=== INFORMATION GIVEN ===
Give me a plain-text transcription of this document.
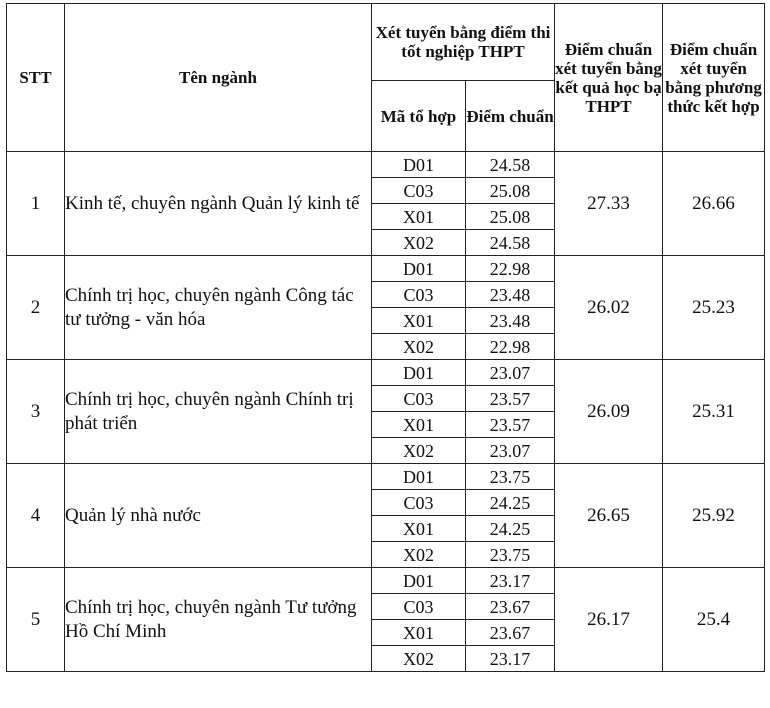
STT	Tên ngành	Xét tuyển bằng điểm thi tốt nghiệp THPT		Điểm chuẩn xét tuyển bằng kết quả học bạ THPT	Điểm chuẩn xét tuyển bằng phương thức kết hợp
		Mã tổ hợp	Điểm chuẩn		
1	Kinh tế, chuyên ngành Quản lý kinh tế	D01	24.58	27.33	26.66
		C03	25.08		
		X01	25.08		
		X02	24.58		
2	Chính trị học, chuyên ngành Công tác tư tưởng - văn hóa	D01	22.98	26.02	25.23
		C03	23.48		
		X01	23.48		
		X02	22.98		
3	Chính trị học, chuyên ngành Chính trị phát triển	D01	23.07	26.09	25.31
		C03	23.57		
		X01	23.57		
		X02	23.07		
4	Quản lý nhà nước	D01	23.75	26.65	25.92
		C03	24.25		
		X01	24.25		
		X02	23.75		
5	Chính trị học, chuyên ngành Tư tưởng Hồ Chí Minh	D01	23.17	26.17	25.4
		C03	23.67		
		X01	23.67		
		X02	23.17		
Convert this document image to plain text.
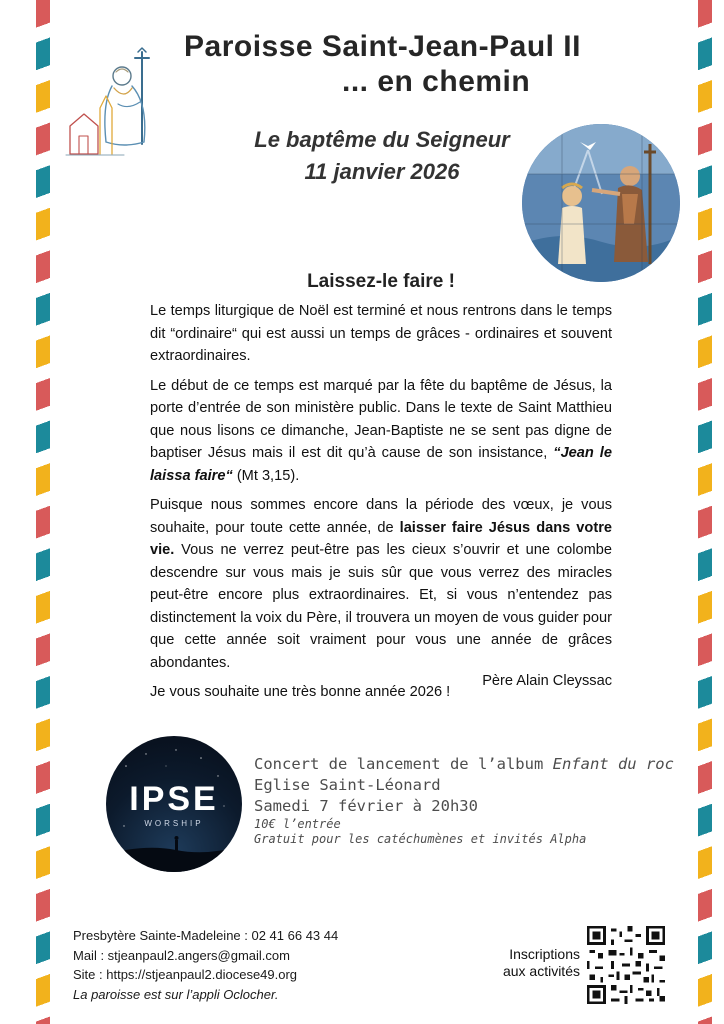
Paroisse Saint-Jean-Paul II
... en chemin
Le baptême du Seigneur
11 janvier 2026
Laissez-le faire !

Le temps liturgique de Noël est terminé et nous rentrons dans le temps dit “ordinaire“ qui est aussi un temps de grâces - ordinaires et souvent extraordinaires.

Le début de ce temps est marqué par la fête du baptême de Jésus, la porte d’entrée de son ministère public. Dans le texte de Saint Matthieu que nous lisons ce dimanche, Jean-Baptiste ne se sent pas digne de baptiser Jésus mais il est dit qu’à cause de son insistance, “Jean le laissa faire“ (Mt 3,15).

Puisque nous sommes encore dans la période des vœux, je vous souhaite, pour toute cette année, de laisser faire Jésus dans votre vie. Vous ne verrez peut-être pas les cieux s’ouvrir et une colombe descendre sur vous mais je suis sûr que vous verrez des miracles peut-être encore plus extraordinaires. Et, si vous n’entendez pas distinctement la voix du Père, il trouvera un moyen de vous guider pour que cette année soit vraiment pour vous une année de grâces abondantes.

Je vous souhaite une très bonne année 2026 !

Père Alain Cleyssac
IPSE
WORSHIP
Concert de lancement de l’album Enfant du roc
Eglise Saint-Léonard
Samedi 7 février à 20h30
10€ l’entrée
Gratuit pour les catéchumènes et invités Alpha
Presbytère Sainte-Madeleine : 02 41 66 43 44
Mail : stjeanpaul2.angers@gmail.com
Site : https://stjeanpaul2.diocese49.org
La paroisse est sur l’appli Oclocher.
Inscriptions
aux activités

=== WHAT IS BEING ASKED ===
List each line in the listing that contains the string "plain".

=== SOLUTION FOR THIS TASK ===
Give me a plain-text transcription of this document.
Convert this document image to plain text.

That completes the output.